### Problem
Locate each line containing the string "Runtime" and copy it out.

[Stored data]
====

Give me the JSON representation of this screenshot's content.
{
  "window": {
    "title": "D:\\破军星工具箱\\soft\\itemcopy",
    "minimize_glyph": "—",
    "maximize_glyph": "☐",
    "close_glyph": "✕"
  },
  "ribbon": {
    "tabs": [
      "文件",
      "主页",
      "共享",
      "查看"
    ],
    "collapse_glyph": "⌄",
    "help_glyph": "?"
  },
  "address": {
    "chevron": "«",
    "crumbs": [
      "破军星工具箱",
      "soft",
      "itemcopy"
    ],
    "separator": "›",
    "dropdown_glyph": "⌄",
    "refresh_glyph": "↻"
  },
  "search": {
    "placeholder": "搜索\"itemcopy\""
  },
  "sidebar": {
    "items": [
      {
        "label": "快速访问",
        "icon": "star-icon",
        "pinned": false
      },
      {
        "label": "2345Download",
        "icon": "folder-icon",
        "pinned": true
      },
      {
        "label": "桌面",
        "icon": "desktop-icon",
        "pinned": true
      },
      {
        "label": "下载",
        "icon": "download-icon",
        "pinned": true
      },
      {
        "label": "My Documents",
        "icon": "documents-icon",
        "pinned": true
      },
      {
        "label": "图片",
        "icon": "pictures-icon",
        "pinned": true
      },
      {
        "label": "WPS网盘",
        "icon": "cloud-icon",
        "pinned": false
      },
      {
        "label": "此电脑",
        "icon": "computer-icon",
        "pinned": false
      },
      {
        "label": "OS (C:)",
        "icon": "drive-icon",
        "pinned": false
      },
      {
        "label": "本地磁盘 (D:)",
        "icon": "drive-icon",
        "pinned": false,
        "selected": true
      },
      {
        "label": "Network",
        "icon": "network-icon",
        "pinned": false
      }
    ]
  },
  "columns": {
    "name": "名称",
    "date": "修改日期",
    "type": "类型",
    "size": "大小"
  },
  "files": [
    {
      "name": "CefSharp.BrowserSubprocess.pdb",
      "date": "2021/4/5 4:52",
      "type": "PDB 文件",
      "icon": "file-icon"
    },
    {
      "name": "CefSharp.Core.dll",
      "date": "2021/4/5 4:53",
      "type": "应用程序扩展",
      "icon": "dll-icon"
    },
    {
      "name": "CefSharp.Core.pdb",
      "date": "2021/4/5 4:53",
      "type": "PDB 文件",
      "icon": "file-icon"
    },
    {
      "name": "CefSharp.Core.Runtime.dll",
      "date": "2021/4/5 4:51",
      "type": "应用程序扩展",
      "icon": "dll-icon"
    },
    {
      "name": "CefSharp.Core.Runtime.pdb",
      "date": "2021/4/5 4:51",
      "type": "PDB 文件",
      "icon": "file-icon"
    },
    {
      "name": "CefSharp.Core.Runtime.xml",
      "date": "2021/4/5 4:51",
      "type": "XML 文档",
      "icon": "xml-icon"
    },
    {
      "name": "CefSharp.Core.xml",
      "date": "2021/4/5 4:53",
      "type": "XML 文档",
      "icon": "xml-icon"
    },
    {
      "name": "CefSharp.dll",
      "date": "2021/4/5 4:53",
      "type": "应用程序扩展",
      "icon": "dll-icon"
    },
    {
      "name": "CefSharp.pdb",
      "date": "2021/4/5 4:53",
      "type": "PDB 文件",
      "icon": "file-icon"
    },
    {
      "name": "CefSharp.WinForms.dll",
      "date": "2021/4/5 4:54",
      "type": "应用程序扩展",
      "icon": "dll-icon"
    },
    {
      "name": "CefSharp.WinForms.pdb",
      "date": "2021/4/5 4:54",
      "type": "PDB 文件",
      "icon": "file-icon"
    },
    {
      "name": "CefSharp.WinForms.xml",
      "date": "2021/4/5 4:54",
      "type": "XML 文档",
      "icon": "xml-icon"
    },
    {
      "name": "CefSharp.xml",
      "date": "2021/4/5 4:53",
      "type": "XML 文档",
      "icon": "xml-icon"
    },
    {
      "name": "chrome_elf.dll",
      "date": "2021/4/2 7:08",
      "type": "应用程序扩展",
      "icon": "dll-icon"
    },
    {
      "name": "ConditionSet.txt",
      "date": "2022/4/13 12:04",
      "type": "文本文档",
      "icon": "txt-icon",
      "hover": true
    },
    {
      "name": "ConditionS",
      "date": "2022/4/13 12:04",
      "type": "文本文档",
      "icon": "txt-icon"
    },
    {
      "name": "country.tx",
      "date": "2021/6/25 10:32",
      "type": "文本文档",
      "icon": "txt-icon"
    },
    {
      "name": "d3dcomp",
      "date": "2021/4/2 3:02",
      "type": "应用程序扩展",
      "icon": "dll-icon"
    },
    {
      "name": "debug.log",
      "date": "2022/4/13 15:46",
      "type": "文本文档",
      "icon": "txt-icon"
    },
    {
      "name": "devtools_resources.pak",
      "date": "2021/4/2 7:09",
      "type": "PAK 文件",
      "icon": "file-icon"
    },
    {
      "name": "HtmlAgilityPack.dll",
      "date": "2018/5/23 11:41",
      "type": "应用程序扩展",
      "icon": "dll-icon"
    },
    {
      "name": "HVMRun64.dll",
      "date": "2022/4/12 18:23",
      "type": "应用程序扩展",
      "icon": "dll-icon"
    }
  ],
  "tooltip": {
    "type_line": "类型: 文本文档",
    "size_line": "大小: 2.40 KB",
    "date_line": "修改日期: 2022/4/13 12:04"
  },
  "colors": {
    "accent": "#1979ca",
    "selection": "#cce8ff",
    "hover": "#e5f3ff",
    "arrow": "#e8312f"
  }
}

====

### Answer below
      "name": "CefSharp.Core.Runtime.dll",
      "name": "CefSharp.Core.Runtime.pdb",
      "name": "CefSharp.Core.Runtime.xml",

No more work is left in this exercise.